• SHORT EXERCISE
Pull every line of the entries that has the word "Output".

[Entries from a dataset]
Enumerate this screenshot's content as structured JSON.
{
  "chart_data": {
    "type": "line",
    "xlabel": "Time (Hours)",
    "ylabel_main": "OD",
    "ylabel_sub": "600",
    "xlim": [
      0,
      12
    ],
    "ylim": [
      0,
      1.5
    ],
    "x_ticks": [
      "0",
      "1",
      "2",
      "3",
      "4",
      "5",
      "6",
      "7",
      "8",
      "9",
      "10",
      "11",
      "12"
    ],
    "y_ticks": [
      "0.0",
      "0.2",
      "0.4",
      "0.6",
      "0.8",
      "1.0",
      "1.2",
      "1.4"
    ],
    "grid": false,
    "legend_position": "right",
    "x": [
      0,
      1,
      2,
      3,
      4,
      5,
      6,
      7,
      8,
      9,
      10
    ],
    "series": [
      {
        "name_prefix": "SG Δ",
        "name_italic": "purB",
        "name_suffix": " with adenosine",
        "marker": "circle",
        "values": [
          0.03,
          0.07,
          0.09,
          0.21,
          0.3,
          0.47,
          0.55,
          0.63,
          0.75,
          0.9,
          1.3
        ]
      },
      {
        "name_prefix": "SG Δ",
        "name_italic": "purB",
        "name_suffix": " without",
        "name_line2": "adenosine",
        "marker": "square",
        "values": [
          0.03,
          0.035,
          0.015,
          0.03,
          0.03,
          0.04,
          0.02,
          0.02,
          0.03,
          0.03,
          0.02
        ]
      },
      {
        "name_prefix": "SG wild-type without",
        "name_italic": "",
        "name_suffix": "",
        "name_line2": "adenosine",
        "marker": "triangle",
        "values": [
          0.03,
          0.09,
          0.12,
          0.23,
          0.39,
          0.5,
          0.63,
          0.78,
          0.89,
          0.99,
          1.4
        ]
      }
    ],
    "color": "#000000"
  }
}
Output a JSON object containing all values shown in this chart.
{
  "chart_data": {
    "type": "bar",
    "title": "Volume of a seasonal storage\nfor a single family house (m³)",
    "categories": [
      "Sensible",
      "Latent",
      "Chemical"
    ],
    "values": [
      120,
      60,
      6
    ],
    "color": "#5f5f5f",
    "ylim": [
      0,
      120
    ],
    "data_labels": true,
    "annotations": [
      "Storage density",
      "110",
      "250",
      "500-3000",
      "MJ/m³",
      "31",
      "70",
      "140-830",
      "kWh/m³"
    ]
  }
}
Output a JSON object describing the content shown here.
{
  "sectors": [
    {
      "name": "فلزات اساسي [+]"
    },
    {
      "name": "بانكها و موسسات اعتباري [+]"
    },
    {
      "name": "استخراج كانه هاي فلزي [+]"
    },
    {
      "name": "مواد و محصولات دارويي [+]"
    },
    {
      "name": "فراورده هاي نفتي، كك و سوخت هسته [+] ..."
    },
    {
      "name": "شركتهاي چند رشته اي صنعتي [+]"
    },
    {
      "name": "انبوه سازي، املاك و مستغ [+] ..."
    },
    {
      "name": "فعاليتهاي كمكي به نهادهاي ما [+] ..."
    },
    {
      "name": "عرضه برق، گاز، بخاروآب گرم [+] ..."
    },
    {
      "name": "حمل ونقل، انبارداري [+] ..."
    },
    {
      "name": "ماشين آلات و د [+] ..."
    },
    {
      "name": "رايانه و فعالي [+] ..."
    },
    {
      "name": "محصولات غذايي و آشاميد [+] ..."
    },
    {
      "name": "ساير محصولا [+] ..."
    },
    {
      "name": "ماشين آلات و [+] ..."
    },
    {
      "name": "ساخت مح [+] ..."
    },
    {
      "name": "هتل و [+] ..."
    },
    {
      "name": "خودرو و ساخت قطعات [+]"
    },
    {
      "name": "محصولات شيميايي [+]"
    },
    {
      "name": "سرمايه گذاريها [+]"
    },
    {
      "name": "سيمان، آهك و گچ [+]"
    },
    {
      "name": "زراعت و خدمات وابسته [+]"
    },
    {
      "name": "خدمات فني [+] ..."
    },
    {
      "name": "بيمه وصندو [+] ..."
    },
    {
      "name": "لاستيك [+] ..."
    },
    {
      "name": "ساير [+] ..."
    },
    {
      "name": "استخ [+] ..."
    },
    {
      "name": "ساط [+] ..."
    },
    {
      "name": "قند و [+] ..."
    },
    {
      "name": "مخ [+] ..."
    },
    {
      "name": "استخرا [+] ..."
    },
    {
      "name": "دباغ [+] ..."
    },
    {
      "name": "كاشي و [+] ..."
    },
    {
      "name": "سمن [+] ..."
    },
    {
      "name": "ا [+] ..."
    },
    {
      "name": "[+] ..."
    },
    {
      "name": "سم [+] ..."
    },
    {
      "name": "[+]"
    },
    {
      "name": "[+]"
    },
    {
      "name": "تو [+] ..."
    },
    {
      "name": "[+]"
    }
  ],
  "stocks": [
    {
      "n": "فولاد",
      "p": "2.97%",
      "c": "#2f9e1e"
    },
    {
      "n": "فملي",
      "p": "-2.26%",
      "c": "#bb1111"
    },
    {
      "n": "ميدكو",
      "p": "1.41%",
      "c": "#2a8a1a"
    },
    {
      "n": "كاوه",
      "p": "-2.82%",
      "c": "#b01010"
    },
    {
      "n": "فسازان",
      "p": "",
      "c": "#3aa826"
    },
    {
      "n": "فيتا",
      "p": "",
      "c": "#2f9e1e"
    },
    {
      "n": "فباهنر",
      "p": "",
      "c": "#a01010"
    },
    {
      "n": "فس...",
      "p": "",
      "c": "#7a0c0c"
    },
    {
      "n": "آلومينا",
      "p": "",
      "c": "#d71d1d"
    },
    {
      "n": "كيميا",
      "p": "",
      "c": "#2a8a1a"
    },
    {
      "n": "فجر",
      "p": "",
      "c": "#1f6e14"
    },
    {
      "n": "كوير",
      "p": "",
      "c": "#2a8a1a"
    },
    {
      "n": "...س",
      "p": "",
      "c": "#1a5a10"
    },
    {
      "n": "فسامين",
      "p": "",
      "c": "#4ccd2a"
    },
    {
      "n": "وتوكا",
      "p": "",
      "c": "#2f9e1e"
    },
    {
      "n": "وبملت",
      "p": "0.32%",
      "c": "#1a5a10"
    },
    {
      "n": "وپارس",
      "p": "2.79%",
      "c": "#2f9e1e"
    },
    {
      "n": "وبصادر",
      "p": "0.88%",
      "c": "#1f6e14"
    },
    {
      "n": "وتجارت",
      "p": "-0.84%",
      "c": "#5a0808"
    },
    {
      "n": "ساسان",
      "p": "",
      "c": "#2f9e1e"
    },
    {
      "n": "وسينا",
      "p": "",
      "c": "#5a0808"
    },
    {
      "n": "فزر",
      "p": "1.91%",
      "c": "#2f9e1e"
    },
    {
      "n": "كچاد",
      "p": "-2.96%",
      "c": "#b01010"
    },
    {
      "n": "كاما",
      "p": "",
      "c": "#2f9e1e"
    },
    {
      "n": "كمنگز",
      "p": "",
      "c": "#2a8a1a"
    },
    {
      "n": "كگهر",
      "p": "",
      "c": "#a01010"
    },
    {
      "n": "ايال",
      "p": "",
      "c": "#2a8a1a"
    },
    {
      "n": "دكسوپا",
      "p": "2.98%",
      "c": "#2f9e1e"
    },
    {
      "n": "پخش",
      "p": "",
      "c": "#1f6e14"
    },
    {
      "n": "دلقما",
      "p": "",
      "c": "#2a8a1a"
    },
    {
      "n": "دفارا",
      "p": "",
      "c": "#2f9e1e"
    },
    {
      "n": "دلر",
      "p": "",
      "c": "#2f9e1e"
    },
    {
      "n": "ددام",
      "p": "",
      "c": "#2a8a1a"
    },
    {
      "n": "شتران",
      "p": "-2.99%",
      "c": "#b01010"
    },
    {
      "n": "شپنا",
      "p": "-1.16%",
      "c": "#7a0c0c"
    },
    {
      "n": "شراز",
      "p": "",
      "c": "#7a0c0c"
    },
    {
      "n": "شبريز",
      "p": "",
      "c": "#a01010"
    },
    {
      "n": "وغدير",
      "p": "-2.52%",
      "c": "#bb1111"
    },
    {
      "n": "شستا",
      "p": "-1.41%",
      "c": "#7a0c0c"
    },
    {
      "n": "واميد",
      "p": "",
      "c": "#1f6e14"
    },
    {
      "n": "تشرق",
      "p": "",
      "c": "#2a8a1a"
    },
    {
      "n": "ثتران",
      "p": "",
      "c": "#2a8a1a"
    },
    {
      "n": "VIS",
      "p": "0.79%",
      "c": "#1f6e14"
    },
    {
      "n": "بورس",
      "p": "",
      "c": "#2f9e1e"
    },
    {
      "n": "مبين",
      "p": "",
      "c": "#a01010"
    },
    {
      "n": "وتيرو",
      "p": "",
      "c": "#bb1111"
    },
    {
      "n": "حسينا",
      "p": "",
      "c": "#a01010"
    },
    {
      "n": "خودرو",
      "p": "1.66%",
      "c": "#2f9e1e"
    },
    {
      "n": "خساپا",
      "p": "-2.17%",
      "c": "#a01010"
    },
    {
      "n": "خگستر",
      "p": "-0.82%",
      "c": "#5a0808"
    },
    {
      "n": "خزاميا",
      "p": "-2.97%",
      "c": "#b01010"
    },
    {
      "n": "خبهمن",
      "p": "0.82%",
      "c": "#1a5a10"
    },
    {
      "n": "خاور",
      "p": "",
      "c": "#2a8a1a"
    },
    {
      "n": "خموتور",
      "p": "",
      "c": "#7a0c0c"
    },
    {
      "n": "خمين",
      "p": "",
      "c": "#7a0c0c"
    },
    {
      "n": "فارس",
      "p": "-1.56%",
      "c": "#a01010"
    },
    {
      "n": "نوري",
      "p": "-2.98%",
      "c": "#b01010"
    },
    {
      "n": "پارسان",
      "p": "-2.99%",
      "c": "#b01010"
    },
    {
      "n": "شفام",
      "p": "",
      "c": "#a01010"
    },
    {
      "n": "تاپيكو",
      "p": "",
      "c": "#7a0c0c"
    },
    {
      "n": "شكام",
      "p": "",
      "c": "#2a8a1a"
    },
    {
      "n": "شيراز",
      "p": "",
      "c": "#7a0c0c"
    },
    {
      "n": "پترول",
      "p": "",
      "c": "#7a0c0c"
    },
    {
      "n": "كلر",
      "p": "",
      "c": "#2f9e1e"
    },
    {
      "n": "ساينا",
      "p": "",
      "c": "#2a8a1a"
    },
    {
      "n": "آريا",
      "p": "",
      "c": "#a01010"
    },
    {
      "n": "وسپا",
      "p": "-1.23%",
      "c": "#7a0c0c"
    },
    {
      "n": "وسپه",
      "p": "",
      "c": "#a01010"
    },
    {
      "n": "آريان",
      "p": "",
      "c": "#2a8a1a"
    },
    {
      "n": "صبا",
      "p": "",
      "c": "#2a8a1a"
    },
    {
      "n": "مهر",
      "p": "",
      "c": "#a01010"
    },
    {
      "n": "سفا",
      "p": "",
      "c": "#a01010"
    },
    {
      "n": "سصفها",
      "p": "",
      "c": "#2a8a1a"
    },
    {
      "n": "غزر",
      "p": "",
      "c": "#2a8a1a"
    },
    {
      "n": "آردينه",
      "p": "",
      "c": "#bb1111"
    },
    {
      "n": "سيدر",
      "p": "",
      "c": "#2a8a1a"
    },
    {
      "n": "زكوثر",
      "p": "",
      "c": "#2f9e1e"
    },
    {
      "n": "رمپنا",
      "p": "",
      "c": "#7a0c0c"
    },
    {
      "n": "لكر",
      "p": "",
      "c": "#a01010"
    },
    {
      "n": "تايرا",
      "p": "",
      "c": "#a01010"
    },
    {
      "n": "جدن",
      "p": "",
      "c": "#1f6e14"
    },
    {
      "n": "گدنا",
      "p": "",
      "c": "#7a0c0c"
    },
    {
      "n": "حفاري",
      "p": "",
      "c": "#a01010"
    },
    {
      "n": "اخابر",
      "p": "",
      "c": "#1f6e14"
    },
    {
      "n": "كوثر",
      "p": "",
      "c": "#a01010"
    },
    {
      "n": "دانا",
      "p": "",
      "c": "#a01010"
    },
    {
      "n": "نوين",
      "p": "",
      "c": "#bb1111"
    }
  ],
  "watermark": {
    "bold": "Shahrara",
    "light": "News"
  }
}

• REPLY
Output a JSON object containing all values shown in this chart.
Output a JSON object describing the content shown here.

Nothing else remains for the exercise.